# Your goal
Gather all lines in the data that hold the string "令和元年".

# Data supplied
"""
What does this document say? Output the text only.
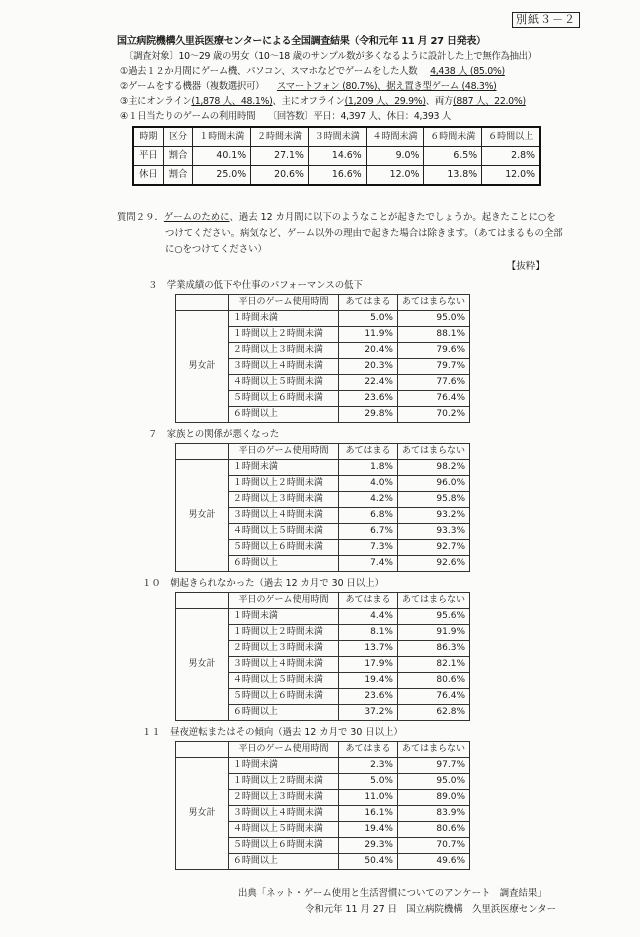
別紙３－２
国立病院機構久里浜医療センターによる全国調査結果（令和元年 11 月 27 日発表）
〔調査対象〕10～29 歳の男女（10～18 歳のサンプル数が多くなるように設計した上で無作為抽出）
①過去１２か月間にゲーム機、パソコン、スマホなどでゲームをした人数 4,438 人 (85.0%)
②ゲームをする機器（複数選択可） スマートフォン (80.7%)、据え置き型ゲーム (48.3%)
③主にオンライン(1,878 人、48.1%)、主にオフライン(1,209 人、29.9%)、両方(887 人、22.0%)
④１日当たりのゲームの利用時間 〔回答数〕平日：4,397 人、休日：4,393 人
時期	区分	１時間未満	２時間未満	３時間未満	４時間未満	６時間未満	６時間以上
平日	割合	40.1%	27.1%	14.6%	9.0%	6.5%	2.8%
休日	割合	25.0%	20.6%	16.6%	12.0%	13.8%	12.0%
質問２９．ゲームのために、過去 12 カ月間に以下のようなことが起きたでしょうか。起きたことに○を
つけてください。病気など、ゲーム以外の理由で起きた場合は除きます。（あてはまるもの全部
に○をつけてください）
【抜粋】
３　学業成績の低下や仕事のパフォーマンスの低下
	平日のゲーム使用時間	あてはまる	あてはまらない
男女計	１時間未満	5.0%	95.0%
	１時間以上２時間未満	11.9%	88.1%
	２時間以上３時間未満	20.4%	79.6%
	３時間以上４時間未満	20.3%	79.7%
	４時間以上５時間未満	22.4%	77.6%
	５時間以上６時間未満	23.6%	76.4%
	６時間以上	29.8%	70.2%
７　家族との関係が悪くなった
	平日のゲーム使用時間	あてはまる	あてはまらない
男女計	１時間未満	1.8%	98.2%
	１時間以上２時間未満	4.0%	96.0%
	２時間以上３時間未満	4.2%	95.8%
	３時間以上４時間未満	6.8%	93.2%
	４時間以上５時間未満	6.7%	93.3%
	５時間以上６時間未満	7.3%	92.7%
	６時間以上	7.4%	92.6%
１０　朝起きられなかった（過去 12 カ月で 30 日以上）
	平日のゲーム使用時間	あてはまる	あてはまらない
男女計	１時間未満	4.4%	95.6%
	１時間以上２時間未満	8.1%	91.9%
	２時間以上３時間未満	13.7%	86.3%
	３時間以上４時間未満	17.9%	82.1%
	４時間以上５時間未満	19.4%	80.6%
	５時間以上６時間未満	23.6%	76.4%
	６時間以上	37.2%	62.8%
１１　昼夜逆転またはその傾向（過去 12 カ月で 30 日以上）
	平日のゲーム使用時間	あてはまる	あてはまらない
男女計	１時間未満	2.3%	97.7%
	１時間以上２時間未満	5.0%	95.0%
	２時間以上３時間未満	11.0%	89.0%
	３時間以上４時間未満	16.1%	83.9%
	４時間以上５時間未満	19.4%	80.6%
	５時間以上６時間未満	29.3%	70.7%
	６時間以上	50.4%	49.6%
出典「ネット・ゲーム使用と生活習慣についてのアンケート　調査結果」
令和元年 11 月 27 日　国立病院機構　久里浜医療センター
"""
# Full answer
国立病院機構久里浜医療センターによる全国調査結果（令和元年 11 月 27 日発表）
令和元年 11 月 27 日　国立病院機構　久里浜医療センター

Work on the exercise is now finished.